--- START ---

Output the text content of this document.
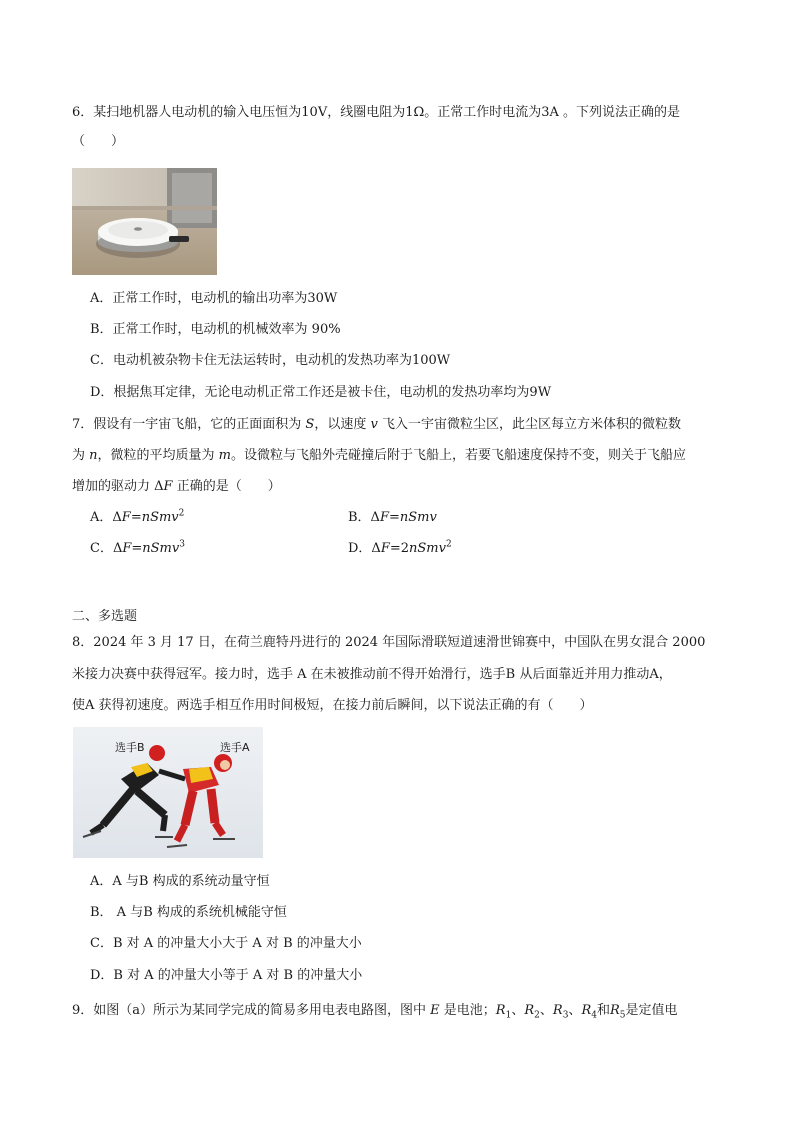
6．某扫地机器人电动机的输入电压恒为10V，线圈电阻为1Ω。正常工作时电流为3A 。下列说法正确的是
（　　）
A．正常工作时，电动机的输出功率为30W
B．正常工作时，电动机的机械效率为 90%
C．电动机被杂物卡住无法运转时，电动机的发热功率为100W
D．根据焦耳定律，无论电动机正常工作还是被卡住，电动机的发热功率均为9W
7．假设有一宇宙飞船，它的正面面积为 S，以速度 v 飞入一宇宙微粒尘区，此尘区每立方米体积的微粒数
为 n，微粒的平均质量为 m。设微粒与飞船外壳碰撞后附于飞船上，若要飞船速度保持不变，则关于飞船应
增加的驱动力 ΔF 正确的是（　　）
A．ΔF=nSmv$^2$	B．ΔF=nSmv
C．ΔF=nSmv$^3$	D．ΔF=2nSmv$^2$
二、多选题
8．2024 年 3 月 17 日，在荷兰鹿特丹进行的 2024 年国际滑联短道速滑世锦赛中，中国队在男女混合 2000
米接力决赛中获得冠军。接力时，选手 A 在未被推动前不得开始滑行，选手B 从后面靠近并用力推动A，
使A 获得初速度。两选手相互作用时间极短，在接力前后瞬间，以下说法正确的有（　　）
选手B	选手A
A．A 与B 构成的系统动量守恒
B． A 与B 构成的系统机械能守恒
C．B 对 A 的冲量大小大于 A 对 B 的冲量大小
D．B 对 A 的冲量大小等于 A 对 B 的冲量大小
9．如图（a）所示为某同学完成的简易多用电表电路图，图中 E 是电池；$R_1$、$R_2$、$R_3$、$R_4$和$R_5$是定值电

--- END ---

__EXERCISE DETAILS__: Write out again every line above exactly as given; the pictures do not belong in the copy.

__EXPECTED OUTPUT__:
Output the text content of this document.
6．某扫地机器人电动机的输入电压恒为10V，线圈电阻为1Ω。正常工作时电流为3A 。下列说法正确的是
（　　）
A．正常工作时，电动机的输出功率为30W
B．正常工作时，电动机的机械效率为 90%
C．电动机被杂物卡住无法运转时，电动机的发热功率为100W
D．根据焦耳定律，无论电动机正常工作还是被卡住，电动机的发热功率均为9W
7．假设有一宇宙飞船，它的正面面积为 S，以速度 v 飞入一宇宙微粒尘区，此尘区每立方米体积的微粒数
为 n，微粒的平均质量为 m。设微粒与飞船外壳碰撞后附于飞船上，若要飞船速度保持不变，则关于飞船应
增加的驱动力 ΔF 正确的是（　　）
A．ΔF=nSmv$^2$	B．ΔF=nSmv
C．ΔF=nSmv$^3$	D．ΔF=2nSmv$^2$
二、多选题
8．2024 年 3 月 17 日，在荷兰鹿特丹进行的 2024 年国际滑联短道速滑世锦赛中，中国队在男女混合 2000
米接力决赛中获得冠军。接力时，选手 A 在未被推动前不得开始滑行，选手B 从后面靠近并用力推动A，
使A 获得初速度。两选手相互作用时间极短，在接力前后瞬间，以下说法正确的有（　　）
选手B	选手A
A．A 与B 构成的系统动量守恒
B． A 与B 构成的系统机械能守恒
C．B 对 A 的冲量大小大于 A 对 B 的冲量大小
D．B 对 A 的冲量大小等于 A 对 B 的冲量大小
9．如图（a）所示为某同学完成的简易多用电表电路图，图中 E 是电池；$R_1$、$R_2$、$R_3$、$R_4$和$R_5$是定值电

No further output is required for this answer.